--- BEGIN Listing ---

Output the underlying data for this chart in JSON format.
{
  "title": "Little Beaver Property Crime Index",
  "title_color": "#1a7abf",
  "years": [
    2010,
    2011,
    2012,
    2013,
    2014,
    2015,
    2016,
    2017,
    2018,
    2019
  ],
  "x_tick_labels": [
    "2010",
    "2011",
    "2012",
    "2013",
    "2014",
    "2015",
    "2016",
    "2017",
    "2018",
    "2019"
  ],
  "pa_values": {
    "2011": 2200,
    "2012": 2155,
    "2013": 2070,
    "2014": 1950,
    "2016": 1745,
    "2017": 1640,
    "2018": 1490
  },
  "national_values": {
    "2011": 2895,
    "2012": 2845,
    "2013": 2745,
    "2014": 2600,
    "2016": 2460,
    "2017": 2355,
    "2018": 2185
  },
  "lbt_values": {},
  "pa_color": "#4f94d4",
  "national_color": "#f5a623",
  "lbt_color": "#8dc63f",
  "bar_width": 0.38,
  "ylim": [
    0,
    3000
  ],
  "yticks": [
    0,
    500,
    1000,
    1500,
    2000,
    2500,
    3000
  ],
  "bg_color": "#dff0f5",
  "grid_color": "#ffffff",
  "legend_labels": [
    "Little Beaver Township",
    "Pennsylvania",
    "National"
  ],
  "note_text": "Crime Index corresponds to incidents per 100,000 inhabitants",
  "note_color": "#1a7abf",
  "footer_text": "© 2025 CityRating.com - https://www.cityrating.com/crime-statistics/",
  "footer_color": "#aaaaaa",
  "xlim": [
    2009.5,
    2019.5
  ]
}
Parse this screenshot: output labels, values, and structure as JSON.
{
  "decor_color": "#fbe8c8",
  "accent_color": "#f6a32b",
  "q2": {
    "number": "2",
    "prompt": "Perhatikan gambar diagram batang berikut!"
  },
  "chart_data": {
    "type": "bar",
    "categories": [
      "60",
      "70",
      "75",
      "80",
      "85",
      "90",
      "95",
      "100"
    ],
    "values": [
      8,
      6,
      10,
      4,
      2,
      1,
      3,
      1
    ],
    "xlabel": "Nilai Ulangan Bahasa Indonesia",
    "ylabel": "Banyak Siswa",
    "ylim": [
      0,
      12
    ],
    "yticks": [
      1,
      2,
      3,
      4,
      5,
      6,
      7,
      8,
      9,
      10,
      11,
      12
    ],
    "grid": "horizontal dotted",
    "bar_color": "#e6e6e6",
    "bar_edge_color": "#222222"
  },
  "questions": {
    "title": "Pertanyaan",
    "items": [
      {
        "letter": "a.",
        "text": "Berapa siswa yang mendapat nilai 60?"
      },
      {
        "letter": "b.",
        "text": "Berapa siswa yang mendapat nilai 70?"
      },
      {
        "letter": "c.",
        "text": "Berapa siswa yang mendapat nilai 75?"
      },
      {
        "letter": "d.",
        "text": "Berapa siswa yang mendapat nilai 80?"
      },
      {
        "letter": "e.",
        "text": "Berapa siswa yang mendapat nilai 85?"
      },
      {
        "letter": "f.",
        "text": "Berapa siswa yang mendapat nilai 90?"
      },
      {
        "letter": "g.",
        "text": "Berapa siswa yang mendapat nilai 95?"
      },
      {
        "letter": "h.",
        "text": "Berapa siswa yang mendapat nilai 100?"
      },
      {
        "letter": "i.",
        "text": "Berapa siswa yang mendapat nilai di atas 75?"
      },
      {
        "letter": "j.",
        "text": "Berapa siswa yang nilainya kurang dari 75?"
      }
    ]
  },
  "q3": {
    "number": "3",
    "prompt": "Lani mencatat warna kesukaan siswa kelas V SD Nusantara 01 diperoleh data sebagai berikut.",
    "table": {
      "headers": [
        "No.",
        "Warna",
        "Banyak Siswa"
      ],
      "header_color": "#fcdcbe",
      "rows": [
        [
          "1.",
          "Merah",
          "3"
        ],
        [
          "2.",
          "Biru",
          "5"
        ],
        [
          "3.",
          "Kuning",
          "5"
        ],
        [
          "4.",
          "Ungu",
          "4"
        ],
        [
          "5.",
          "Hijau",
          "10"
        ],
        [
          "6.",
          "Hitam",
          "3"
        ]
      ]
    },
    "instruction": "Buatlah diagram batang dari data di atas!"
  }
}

--- END Listing ---

• What you are asked to do: Look through the data above. Find each line with the string "atas" and copy it.

• Solution for this task:
        "text": "Berapa siswa yang mendapat nilai di atas 75?"
    "instruction": "Buatlah diagram batang dari data di atas!"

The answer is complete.